» Your objective: Repeat every line exactly, keeping the pictures out of the copy.

» Record excerpts:
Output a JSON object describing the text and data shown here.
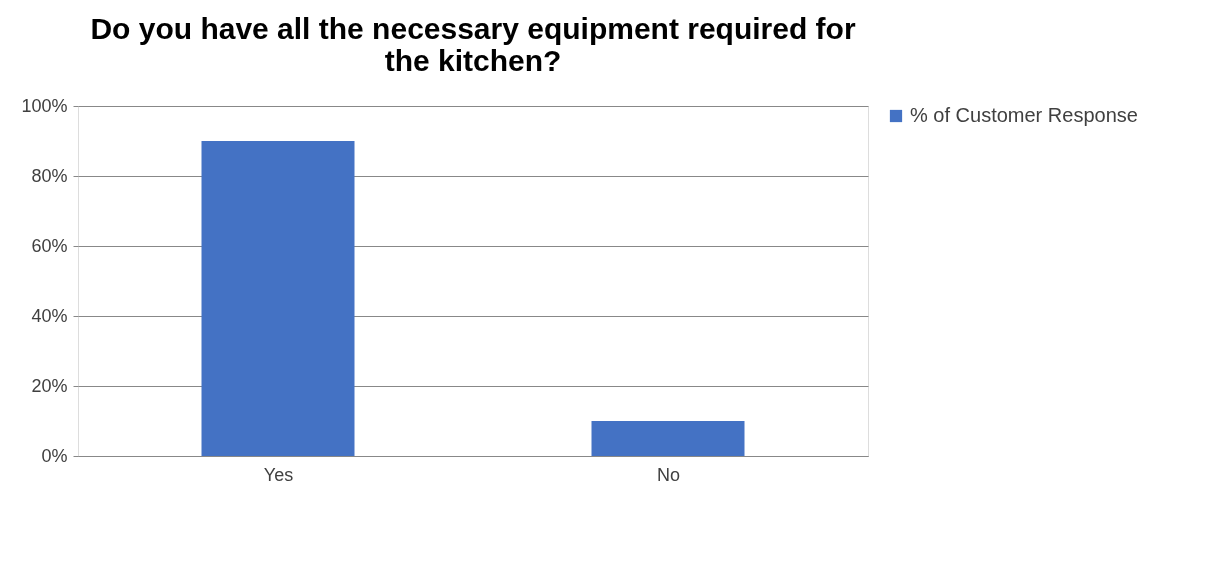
{
  "chart_data": {
    "type": "bar",
    "title": "Do you have all the necessary equipment required for the kitchen?",
    "categories": [
      "Yes",
      "No"
    ],
    "series": [
      {
        "name": "% of Customer Response",
        "color": "#4472c4",
        "values": [
          90,
          10
        ]
      }
    ],
    "ylim": [
      0,
      100
    ],
    "yticks": [
      {
        "value": 0,
        "label": "0%"
      },
      {
        "value": 20,
        "label": "20%"
      },
      {
        "value": 40,
        "label": "40%"
      },
      {
        "value": 60,
        "label": "60%"
      },
      {
        "value": 80,
        "label": "80%"
      },
      {
        "value": 100,
        "label": "100%"
      }
    ],
    "grid": "y",
    "legend": "right"
  }
}
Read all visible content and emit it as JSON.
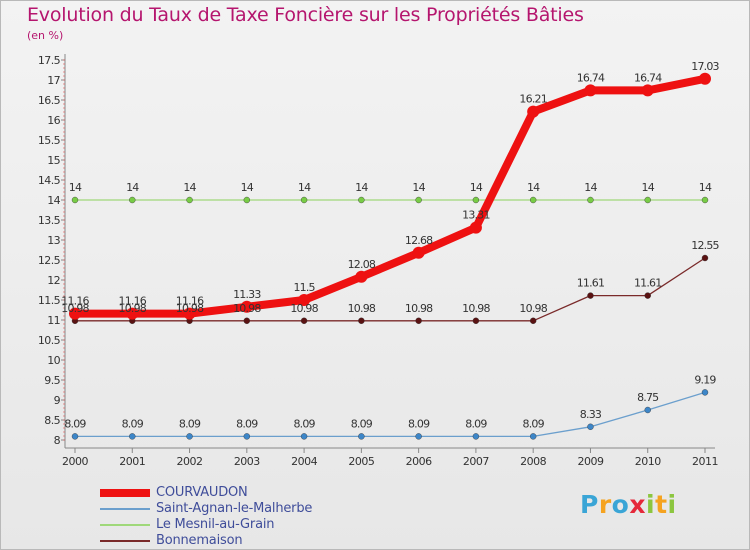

» Expected answer:
Output a JSON object describing the text and data shown here.
{
  "chart_data": {
    "type": "bar",
    "title": "Do you have all the necessary equipment required for the kitchen?",
    "categories": [
      "Yes",
      "No"
    ],
    "series": [
      {
        "name": "% of Customer Response",
        "color": "#4472c4",
        "values": [
          90,
          10
        ]
      }
    ],
    "ylim": [
      0,
      100
    ],
    "yticks": [
      {
        "value": 0,
        "label": "0%"
      },
      {
        "value": 20,
        "label": "20%"
      },
      {
        "value": 40,
        "label": "40%"
      },
      {
        "value": 60,
        "label": "60%"
      },
      {
        "value": 80,
        "label": "80%"
      },
      {
        "value": 100,
        "label": "100%"
      }
    ],
    "grid": "y",
    "legend": "right"
  }
}
Read all visible content and emit it as JSON.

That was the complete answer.